-- Text section --
begin
And this was one of the things the Soviets got wrong, IMO. One of the main things I don't like about the way they tried to implement communism (or socialism, as it was technically for them), was, to put it simply, the blandness of everything. Soviet architecture is all boring and cubic, and as you say, they put inlace policies that went against ideals of choice and freedom. That's not even communism done badly, that's socialism done badly.

Also, the real world problem with automated factories isn't the cost but the lack of flexibility. Expensive equipment just isn't easy to change every time you tinker with the product design. So you'll have to be careful in how you design the golems. For instance, do the golems use tools or are the tools built into them? Are they all humanoid or is golem a general word for any ol' automated concept? Those ideas are going to affect how your readers view the sophistication of your society.

I like the idea of their being golems of all kinds of shapes and sizes, some the size of elephants and some birds, most of them specialised for a particular task. Picture a horse-like golem dragging its own tail through the earth like a plough, while little arms stick out from its back sprinkling seeds behind it. Some golems, the ones which are more varied in their roles and tasks, will most likely be roughly humanoid in their structure. As for tinkering with their design and constructing them, I think a hefty amount of magic will be involved.

Speaking of which, you may also want to think about having some gradation in how equal your society is. Maybe some level of prioritizing access to the golems. Freeloaders and prodigies exist in every society. I think it's possible to have a relatively egalitarian society that still finds some way to recognize the value and flaws of human behavior.

As discussed, the concept of a 'freeloader' wouldn't exist. If person doesn't want to work, they don't have to. Meanwhile the prodigies do what they love, inventing or discovering new things, because they do want to.

Finally, people usually talk about communism and are only talking about the economic ideas. I, personally, am not a fan, but the non-economic ideas, I feel, are even more contentious. How far did you want to take your communism?

All the way, I think. I want this world to be the 'endgame' of socialism, the absolute Marxist utopia in every way.
 
Just take the tenants that Marxism is based upon and take them to their logical conclusion. Should be the answer you are looking for.
 
From each according to his ability
is not a rejection of work, an invitation to lie about on tropical beaches waiting for coconuts to fall, it is the removal of social barriers that limit an individual's advance. If one guy is a gifted architect, and another a great mason, and each is interested in building an impressive structure, it doesn't matter which is the son of a lord or merchant - they can still build cathedrals.

To each according to his need.
Aye, but who defines that need? Some cases are obvious, but not all, or even most. If there is a genuine scarcity, who decides to whom resources shall flow? Do you attempt to slice them so fine nobody gets enough, or is, democratically, the answer to choose a minority group to persecute? Final question in this sequence (promise) are spouses considered as property - the 'thou shall not covet' commandment has taken a severe beating from the lack of personal property.


A few communist societies have functioned for limited periods of time, many of them within religious frameworks ( early Christian communities and monastries, Kibbutzim) but they are not long-term stable without stress.

Post scarcity society without rewards (the Midas Plague)
end
Listings of boxed layout items:
begin
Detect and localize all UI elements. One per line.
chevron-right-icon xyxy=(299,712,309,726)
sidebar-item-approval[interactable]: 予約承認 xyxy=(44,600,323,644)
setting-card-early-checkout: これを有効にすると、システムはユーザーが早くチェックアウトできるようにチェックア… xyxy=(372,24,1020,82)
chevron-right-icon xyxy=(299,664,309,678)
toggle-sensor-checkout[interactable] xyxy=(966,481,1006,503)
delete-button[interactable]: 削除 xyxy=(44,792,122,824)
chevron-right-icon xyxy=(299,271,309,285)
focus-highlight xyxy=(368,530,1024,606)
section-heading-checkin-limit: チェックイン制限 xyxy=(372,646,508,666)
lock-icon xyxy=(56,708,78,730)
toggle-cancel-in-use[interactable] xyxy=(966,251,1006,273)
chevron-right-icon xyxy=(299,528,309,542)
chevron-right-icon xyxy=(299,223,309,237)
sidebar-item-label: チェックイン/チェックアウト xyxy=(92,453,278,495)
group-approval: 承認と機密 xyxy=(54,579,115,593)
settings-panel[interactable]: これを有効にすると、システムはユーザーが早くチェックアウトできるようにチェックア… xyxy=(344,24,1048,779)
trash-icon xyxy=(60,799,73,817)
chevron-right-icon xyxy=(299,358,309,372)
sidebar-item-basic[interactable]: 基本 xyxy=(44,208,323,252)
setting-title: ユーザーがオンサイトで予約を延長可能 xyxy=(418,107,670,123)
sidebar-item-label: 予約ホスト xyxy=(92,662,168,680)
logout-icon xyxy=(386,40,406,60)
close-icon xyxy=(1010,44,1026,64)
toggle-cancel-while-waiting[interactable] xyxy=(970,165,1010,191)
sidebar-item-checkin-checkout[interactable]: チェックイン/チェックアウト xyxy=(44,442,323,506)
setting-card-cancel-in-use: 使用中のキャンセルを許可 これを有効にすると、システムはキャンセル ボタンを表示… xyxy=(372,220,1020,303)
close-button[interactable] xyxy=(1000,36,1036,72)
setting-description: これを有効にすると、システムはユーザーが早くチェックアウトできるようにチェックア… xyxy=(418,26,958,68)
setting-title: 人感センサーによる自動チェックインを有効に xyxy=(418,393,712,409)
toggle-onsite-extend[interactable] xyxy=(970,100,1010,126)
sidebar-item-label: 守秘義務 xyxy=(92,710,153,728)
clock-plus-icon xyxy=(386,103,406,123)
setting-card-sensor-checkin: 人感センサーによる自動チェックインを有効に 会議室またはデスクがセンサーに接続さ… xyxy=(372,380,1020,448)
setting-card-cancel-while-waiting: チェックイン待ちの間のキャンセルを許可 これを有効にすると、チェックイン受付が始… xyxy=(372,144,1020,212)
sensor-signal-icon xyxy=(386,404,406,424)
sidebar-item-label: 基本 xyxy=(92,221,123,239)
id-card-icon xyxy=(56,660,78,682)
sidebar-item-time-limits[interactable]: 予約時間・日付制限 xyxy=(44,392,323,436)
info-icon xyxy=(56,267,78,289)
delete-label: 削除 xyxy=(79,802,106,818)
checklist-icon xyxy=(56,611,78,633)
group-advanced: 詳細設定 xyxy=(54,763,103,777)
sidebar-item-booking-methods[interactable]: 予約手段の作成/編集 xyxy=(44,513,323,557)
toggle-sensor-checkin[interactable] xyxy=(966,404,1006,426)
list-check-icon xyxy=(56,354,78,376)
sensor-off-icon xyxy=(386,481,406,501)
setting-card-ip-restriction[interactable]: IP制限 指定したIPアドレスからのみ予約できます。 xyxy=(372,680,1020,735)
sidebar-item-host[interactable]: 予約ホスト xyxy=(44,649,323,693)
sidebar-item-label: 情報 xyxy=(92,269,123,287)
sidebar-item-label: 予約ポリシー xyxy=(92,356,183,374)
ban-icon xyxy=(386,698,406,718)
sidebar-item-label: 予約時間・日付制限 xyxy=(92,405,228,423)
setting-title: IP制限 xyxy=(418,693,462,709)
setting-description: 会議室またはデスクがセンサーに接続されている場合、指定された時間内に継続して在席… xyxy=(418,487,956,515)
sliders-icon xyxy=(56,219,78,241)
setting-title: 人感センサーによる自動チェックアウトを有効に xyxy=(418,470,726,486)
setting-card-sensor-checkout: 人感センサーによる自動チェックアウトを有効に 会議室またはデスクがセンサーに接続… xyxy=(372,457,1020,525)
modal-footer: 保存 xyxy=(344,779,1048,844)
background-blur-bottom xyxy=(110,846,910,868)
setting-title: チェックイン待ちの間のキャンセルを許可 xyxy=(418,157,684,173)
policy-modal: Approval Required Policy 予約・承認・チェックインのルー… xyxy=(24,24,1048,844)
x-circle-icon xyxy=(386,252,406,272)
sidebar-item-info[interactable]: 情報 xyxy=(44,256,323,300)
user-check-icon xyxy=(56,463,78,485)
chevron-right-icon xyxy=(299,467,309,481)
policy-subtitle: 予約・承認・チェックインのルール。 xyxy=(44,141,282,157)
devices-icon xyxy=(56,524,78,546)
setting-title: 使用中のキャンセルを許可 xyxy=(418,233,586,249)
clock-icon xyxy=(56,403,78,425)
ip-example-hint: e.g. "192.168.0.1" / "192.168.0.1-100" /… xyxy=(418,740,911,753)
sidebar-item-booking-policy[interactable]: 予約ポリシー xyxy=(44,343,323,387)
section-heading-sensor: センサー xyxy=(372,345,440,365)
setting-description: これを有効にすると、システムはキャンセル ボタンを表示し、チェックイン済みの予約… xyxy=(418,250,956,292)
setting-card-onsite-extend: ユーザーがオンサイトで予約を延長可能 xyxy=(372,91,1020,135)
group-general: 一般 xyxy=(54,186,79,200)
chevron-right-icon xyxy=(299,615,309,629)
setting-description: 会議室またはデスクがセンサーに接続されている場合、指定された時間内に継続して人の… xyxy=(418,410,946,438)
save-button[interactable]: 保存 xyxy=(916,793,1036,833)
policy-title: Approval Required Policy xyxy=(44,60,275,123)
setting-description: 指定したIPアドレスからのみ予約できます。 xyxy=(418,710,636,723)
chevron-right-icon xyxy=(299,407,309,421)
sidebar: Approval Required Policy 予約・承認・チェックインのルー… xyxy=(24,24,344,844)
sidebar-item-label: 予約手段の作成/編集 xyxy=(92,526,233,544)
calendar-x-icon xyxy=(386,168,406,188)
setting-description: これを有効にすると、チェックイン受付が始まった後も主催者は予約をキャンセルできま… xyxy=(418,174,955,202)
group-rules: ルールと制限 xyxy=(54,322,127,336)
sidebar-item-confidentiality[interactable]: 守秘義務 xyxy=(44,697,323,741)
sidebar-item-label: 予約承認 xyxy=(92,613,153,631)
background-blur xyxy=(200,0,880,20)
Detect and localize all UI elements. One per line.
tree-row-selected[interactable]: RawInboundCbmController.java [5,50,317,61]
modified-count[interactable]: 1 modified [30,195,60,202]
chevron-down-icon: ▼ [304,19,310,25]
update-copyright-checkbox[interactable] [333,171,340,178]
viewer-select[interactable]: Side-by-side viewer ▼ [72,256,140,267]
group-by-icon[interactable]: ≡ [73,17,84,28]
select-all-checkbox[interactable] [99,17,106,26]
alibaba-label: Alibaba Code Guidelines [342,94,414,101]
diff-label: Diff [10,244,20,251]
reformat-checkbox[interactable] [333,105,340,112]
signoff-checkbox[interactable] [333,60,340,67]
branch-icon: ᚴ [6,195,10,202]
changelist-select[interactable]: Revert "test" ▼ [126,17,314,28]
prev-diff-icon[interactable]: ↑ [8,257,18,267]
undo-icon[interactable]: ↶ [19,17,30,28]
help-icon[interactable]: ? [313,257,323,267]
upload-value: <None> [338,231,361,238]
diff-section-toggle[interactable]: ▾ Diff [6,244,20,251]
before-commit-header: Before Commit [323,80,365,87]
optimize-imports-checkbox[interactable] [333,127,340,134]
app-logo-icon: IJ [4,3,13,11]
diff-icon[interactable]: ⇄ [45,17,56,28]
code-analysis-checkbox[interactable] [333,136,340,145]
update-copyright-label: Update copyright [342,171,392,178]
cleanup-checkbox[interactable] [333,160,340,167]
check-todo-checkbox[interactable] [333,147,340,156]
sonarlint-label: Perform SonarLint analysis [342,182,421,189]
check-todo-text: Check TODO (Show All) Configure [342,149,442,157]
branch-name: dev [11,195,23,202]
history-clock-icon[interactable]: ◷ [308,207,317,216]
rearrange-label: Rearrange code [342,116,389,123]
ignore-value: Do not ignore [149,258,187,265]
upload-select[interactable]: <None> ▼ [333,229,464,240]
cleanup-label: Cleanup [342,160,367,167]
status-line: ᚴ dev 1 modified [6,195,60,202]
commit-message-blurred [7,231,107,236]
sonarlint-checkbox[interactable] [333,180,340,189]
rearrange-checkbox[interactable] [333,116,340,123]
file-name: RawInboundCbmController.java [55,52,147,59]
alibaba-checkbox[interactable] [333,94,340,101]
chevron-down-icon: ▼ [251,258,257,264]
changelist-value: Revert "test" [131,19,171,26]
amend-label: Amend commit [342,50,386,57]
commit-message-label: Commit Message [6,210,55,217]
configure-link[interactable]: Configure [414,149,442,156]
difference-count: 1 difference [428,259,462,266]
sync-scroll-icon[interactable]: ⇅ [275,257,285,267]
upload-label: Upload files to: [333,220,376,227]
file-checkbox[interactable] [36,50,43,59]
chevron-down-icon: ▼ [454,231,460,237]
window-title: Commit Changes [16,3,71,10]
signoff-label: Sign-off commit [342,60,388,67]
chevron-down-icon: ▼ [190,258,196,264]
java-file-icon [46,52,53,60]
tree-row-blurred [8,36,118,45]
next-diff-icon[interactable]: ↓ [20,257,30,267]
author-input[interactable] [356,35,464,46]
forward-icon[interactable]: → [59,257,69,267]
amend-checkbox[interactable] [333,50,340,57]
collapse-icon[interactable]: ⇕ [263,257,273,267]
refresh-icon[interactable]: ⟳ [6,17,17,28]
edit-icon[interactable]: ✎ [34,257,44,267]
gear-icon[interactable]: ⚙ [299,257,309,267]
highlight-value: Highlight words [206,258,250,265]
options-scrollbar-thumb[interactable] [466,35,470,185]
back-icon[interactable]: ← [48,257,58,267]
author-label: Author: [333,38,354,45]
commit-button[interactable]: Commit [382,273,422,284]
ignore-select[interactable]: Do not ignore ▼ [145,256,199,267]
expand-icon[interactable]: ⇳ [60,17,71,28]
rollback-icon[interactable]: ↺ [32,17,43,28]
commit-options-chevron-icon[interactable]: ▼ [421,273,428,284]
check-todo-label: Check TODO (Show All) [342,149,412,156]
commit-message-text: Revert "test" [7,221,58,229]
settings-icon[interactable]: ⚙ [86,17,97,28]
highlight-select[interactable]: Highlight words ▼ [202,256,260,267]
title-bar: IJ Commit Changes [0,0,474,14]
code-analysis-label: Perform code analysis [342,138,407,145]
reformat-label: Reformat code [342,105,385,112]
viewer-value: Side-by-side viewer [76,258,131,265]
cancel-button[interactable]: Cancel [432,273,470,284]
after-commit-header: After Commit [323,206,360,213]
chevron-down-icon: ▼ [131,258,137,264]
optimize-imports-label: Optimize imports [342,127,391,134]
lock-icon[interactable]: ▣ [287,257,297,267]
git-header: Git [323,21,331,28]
end
-- Your goal --
From the discussion of golems and communism, quote the passage starting with "All the way, I" and going on through "are looking for.". Work only from the discussion of golems and communism.

-- Result of this exercise --
All the way, I think. I want this world to be the 'endgame' of socialism, the absolute Marxist utopia in every way.
 
Just take the tenants that Marxism is based upon and take them to their logical conclusion. Should be the answer you are looking for.